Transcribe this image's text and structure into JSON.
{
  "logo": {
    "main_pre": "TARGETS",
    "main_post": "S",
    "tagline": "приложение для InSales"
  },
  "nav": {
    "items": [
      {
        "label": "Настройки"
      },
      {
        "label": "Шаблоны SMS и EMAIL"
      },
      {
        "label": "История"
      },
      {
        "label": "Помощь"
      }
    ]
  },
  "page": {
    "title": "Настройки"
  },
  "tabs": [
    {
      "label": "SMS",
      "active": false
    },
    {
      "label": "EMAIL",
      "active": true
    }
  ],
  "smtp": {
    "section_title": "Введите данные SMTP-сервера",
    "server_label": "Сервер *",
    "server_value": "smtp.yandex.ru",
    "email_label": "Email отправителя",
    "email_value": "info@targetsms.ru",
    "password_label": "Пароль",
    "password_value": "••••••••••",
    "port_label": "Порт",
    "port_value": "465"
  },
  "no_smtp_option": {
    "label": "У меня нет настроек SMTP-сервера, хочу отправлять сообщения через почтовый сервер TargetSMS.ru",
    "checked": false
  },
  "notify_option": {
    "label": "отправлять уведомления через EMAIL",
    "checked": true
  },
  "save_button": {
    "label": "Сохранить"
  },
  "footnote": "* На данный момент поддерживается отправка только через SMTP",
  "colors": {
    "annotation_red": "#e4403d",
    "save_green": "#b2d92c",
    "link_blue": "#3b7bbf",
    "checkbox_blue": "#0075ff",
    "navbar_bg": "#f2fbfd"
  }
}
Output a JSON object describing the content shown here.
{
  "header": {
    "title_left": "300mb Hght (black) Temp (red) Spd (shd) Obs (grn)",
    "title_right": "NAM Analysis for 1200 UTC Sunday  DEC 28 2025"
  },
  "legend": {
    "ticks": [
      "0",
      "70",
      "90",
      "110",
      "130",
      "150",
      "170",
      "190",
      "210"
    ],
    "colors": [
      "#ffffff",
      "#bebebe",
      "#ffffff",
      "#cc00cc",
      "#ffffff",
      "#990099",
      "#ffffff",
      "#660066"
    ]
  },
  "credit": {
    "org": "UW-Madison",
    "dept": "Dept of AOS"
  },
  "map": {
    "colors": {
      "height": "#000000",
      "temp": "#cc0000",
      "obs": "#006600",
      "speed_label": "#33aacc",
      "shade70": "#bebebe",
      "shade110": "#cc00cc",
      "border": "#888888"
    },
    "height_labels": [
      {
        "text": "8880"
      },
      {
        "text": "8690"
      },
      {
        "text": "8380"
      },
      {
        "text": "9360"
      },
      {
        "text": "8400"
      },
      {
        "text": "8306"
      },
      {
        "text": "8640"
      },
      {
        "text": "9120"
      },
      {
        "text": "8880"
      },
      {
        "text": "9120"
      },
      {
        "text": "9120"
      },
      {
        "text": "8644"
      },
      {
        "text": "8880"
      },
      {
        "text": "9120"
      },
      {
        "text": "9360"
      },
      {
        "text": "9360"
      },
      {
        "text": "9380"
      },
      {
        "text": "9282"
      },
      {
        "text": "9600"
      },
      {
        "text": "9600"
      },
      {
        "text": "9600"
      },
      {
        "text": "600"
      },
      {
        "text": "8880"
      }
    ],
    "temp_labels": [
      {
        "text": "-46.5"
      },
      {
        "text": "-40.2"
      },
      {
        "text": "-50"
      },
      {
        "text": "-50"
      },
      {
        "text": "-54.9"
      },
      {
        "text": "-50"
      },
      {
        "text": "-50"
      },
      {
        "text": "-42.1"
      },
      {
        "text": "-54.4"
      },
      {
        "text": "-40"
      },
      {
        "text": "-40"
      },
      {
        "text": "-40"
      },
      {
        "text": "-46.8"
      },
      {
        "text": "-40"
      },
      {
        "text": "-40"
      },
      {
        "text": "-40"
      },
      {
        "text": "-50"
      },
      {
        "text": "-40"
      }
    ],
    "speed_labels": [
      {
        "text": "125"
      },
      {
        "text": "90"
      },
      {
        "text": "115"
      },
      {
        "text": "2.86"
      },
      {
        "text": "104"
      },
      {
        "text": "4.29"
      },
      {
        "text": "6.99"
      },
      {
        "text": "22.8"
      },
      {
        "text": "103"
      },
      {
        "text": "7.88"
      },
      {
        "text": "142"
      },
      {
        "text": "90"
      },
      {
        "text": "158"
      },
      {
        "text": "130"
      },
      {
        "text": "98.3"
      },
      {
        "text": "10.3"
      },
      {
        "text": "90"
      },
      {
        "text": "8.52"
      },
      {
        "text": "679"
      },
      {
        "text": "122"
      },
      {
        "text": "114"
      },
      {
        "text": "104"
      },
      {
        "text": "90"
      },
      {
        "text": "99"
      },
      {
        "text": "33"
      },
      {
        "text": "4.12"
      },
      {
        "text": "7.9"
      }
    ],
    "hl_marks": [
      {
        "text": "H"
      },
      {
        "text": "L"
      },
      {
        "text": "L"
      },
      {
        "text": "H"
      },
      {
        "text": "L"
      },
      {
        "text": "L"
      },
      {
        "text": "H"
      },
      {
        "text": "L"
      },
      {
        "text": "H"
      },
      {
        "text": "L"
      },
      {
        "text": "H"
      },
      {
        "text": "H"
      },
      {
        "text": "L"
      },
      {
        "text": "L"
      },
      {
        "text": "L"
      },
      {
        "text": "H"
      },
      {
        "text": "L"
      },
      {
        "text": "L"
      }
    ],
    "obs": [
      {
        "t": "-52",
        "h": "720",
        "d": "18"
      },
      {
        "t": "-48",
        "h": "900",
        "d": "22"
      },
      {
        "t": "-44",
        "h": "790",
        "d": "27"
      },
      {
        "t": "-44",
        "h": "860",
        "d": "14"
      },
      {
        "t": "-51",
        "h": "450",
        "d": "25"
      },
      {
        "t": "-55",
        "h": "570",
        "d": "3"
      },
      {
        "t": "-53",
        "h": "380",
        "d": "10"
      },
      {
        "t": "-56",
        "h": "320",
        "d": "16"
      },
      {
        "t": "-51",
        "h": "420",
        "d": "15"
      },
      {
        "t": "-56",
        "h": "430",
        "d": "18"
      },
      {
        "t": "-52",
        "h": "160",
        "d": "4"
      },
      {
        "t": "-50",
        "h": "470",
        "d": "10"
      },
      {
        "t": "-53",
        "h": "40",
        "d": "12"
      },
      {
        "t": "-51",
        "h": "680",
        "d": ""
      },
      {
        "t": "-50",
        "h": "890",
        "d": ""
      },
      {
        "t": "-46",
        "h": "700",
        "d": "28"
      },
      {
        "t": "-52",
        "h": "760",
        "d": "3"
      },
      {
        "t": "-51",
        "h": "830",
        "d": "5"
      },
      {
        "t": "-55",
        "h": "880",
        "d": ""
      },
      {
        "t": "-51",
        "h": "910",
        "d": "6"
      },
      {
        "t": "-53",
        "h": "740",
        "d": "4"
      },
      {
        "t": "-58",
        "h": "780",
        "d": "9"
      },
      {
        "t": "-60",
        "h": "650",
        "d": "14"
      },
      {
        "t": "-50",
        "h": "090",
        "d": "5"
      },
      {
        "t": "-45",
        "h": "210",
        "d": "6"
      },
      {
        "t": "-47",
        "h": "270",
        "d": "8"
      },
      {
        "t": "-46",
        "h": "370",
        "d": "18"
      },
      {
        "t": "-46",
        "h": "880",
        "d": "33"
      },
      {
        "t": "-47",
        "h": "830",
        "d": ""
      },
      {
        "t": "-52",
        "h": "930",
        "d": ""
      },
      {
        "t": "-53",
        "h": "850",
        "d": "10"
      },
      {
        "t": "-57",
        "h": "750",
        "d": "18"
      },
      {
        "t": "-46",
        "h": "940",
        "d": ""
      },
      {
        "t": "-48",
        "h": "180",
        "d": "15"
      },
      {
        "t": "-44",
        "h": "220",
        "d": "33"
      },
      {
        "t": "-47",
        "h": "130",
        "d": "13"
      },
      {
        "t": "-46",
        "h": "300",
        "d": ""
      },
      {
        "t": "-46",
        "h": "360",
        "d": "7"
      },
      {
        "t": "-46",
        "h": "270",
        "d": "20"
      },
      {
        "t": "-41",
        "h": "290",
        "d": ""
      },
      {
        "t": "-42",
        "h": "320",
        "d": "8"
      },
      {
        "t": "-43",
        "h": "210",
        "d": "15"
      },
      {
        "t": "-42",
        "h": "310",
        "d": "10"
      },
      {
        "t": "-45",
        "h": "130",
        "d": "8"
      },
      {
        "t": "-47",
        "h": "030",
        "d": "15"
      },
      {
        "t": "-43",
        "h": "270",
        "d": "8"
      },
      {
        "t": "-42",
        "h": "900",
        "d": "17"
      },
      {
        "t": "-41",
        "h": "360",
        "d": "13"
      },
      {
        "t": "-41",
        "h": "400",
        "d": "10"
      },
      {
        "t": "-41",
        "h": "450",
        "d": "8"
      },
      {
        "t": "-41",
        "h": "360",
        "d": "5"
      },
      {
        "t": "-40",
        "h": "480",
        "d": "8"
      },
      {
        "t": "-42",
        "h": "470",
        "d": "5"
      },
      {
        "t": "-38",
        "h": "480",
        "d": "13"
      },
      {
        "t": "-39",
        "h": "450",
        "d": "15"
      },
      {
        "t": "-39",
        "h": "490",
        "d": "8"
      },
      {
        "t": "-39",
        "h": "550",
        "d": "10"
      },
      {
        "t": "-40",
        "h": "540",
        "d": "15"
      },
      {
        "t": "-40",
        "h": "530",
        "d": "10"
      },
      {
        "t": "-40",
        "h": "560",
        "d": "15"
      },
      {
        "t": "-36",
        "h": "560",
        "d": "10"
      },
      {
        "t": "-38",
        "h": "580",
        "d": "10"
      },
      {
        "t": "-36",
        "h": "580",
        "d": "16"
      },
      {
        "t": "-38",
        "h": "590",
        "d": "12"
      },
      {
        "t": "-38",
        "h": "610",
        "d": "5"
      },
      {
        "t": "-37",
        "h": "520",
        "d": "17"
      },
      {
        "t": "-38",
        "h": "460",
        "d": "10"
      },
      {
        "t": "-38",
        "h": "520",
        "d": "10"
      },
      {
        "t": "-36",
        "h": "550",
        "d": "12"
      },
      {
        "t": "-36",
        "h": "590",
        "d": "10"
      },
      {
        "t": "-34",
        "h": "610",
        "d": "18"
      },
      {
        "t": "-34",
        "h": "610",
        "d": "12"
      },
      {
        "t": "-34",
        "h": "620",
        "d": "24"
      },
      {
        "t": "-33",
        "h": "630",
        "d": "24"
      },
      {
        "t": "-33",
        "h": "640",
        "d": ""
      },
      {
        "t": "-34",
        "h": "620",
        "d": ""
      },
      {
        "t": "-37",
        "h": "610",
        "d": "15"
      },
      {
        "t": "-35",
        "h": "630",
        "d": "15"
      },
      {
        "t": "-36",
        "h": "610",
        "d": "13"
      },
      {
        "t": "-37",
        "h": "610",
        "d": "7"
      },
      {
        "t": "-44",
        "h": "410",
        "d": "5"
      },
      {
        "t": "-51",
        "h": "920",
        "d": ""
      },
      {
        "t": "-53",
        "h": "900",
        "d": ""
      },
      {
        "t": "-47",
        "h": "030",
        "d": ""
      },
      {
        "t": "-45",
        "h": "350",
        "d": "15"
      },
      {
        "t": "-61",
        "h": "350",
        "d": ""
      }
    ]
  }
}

--------------------------------------------------

### AIM
Of the lines in the data above, how many contain the word "JSON"? Give only that figure.

### EXERCISE ANSWER
2